## start Record list

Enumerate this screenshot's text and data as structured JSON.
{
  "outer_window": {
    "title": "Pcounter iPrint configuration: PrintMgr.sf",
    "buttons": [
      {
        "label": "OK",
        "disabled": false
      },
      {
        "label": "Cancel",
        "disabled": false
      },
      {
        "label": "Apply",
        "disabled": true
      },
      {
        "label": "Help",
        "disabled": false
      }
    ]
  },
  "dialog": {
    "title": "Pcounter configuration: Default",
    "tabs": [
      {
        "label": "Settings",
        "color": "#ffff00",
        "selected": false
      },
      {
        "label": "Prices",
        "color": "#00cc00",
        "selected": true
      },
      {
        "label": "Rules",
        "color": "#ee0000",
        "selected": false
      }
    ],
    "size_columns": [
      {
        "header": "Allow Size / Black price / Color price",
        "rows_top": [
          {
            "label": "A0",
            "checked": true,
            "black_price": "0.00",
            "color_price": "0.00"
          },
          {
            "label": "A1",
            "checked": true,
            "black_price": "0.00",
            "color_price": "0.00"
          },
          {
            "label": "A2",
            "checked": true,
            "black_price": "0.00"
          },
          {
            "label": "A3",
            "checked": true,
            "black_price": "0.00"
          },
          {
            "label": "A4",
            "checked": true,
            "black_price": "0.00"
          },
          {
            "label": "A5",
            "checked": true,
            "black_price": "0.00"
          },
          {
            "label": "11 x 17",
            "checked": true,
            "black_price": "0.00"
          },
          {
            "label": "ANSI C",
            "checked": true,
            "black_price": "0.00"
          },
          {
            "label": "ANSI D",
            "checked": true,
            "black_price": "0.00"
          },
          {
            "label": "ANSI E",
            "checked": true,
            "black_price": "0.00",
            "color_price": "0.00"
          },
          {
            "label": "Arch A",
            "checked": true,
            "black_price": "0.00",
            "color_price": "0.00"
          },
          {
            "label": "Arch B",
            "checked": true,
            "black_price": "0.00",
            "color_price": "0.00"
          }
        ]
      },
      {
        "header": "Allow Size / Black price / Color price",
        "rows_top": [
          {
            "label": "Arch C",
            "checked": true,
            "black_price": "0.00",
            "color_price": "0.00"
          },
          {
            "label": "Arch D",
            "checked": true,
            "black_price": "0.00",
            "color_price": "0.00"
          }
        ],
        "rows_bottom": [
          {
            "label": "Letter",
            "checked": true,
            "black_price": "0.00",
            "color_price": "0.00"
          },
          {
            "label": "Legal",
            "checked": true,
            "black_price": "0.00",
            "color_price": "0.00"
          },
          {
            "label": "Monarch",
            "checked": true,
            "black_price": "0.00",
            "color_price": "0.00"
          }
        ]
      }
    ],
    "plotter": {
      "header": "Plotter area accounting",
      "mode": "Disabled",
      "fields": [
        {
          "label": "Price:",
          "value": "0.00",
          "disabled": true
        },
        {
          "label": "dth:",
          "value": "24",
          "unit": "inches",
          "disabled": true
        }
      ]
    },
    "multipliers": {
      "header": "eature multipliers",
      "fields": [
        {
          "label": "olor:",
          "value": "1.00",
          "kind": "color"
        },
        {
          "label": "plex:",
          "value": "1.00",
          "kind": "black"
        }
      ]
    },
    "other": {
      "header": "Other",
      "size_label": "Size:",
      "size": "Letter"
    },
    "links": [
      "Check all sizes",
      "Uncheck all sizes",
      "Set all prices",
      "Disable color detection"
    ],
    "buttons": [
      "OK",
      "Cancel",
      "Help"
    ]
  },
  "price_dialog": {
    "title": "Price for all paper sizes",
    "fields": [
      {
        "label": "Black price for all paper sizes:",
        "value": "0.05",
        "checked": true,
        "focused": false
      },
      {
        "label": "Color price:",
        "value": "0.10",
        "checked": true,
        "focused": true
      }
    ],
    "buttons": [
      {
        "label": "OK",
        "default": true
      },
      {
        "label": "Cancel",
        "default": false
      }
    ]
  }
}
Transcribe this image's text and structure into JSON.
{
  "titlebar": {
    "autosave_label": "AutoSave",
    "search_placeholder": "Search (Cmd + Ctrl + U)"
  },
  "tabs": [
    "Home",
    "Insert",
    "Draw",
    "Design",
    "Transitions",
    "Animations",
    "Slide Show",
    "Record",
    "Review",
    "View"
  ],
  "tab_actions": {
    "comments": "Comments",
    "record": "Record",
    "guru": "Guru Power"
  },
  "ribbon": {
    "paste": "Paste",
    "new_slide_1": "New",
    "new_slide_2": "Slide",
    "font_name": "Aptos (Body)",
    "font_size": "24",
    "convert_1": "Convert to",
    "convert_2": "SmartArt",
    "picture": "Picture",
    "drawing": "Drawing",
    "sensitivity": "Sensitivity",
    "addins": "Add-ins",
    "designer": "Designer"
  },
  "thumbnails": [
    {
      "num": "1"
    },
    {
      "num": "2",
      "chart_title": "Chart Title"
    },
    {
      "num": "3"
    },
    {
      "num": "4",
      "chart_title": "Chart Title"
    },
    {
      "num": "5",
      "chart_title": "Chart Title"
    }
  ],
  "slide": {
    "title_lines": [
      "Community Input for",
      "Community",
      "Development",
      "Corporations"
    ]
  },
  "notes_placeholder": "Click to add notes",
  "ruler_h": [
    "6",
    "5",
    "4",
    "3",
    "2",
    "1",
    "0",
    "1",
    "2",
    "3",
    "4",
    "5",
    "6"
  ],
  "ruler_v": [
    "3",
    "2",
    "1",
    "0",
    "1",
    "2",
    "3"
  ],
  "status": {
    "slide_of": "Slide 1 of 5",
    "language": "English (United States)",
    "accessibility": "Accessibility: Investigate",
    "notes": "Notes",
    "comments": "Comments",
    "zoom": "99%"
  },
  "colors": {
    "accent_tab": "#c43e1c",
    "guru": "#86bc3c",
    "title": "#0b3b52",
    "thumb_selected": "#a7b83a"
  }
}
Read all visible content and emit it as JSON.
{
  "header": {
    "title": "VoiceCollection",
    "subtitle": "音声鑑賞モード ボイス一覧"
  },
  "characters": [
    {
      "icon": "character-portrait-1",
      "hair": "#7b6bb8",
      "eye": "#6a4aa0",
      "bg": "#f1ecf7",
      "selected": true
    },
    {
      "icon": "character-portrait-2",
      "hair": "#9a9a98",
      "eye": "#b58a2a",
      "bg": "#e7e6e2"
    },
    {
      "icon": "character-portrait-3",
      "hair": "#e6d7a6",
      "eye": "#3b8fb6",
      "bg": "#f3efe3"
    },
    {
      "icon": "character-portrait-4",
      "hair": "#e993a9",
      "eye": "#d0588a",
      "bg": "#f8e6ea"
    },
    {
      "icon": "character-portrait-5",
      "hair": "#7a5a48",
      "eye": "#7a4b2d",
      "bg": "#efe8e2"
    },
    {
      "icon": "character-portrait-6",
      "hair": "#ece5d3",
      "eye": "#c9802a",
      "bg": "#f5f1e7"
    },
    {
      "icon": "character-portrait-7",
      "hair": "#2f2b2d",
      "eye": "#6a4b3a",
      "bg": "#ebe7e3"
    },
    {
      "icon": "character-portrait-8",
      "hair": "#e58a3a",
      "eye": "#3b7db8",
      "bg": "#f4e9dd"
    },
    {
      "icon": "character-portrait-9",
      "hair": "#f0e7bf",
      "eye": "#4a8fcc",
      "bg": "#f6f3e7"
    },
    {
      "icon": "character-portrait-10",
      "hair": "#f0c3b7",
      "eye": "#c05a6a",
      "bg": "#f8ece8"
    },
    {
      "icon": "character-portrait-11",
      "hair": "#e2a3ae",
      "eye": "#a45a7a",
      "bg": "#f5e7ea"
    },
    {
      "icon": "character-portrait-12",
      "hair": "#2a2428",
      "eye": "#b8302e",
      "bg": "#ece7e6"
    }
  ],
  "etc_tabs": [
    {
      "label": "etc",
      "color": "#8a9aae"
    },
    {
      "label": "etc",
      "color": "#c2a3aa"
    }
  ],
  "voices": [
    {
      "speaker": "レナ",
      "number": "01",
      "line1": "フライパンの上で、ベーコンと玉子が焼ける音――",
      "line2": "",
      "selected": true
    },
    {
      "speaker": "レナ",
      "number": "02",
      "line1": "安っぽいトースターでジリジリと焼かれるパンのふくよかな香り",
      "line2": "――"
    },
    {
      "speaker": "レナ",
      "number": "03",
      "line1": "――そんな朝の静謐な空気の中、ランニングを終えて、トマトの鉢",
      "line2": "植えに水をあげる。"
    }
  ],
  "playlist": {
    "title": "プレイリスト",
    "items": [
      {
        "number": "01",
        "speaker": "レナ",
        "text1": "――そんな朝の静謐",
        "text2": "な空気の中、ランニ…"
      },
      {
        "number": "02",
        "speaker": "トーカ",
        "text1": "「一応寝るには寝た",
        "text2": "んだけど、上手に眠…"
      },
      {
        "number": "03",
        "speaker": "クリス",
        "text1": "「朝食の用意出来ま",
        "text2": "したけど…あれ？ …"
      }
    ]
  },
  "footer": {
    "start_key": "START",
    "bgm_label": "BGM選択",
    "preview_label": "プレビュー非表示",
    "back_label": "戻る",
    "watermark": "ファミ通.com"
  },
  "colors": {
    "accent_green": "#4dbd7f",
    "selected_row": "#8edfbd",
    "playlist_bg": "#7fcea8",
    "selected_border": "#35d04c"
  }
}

## end Record list

Your task is to gather every line with the word "paper" and copy it.

    "title": "Price for all paper sizes",
        "label": "Black price for all paper sizes:",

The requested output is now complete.